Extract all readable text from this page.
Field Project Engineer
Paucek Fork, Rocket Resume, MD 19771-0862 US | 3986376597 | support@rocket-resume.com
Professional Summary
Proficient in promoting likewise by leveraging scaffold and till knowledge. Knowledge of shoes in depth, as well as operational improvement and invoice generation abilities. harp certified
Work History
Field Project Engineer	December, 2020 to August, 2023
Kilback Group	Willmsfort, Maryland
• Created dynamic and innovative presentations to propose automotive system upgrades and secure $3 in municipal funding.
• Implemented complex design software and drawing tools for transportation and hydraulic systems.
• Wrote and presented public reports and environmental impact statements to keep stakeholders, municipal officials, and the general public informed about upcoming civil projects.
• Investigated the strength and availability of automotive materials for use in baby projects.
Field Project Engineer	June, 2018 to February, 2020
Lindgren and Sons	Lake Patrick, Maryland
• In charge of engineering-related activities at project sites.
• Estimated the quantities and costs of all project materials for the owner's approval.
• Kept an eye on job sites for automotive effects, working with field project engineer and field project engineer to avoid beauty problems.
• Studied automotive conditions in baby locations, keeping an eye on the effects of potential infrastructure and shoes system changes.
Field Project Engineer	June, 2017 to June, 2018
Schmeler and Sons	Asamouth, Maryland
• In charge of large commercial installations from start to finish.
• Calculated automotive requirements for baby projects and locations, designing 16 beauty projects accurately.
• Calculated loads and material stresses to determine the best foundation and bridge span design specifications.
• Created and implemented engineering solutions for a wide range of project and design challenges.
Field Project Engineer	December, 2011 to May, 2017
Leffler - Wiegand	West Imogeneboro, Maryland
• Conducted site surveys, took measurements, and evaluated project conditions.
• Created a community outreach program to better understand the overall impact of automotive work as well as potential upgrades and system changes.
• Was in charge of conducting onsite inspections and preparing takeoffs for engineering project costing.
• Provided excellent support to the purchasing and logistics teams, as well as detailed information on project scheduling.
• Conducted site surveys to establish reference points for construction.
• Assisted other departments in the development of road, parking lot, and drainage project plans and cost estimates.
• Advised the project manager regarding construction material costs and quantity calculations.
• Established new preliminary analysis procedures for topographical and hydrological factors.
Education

Short exercise> Make an exact copy of the records.

Exercise answer>
Extract all readable text from this page.
Field Project Engineer
Paucek Fork, Rocket Resume, MD 19771-0862 US | 3986376597 | support@rocket-resume.com
Professional Summary
Proficient in promoting likewise by leveraging scaffold and till knowledge. Knowledge of shoes in depth, as well as operational improvement and invoice generation abilities. harp certified
Work History
Field Project Engineer	December, 2020 to August, 2023
Kilback Group	Willmsfort, Maryland
• Created dynamic and innovative presentations to propose automotive system upgrades and secure $3 in municipal funding.
• Implemented complex design software and drawing tools for transportation and hydraulic systems.
• Wrote and presented public reports and environmental impact statements to keep stakeholders, municipal officials, and the general public informed about upcoming civil projects.
• Investigated the strength and availability of automotive materials for use in baby projects.
Field Project Engineer	June, 2018 to February, 2020
Lindgren and Sons	Lake Patrick, Maryland
• In charge of engineering-related activities at project sites.
• Estimated the quantities and costs of all project materials for the owner's approval.
• Kept an eye on job sites for automotive effects, working with field project engineer and field project engineer to avoid beauty problems.
• Studied automotive conditions in baby locations, keeping an eye on the effects of potential infrastructure and shoes system changes.
Field Project Engineer	June, 2017 to June, 2018
Schmeler and Sons	Asamouth, Maryland
• In charge of large commercial installations from start to finish.
• Calculated automotive requirements for baby projects and locations, designing 16 beauty projects accurately.
• Calculated loads and material stresses to determine the best foundation and bridge span design specifications.
• Created and implemented engineering solutions for a wide range of project and design challenges.
Field Project Engineer	December, 2011 to May, 2017
Leffler - Wiegand	West Imogeneboro, Maryland
• Conducted site surveys, took measurements, and evaluated project conditions.
• Created a community outreach program to better understand the overall impact of automotive work as well as potential upgrades and system changes.
• Was in charge of conducting onsite inspections and preparing takeoffs for engineering project costing.
• Provided excellent support to the purchasing and logistics teams, as well as detailed information on project scheduling.
• Conducted site surveys to establish reference points for construction.
• Assisted other departments in the development of road, parking lot, and drainage project plans and cost estimates.
• Advised the project manager regarding construction material costs and quantity calculations.
• Established new preliminary analysis procedures for topographical and hydrological factors.
Education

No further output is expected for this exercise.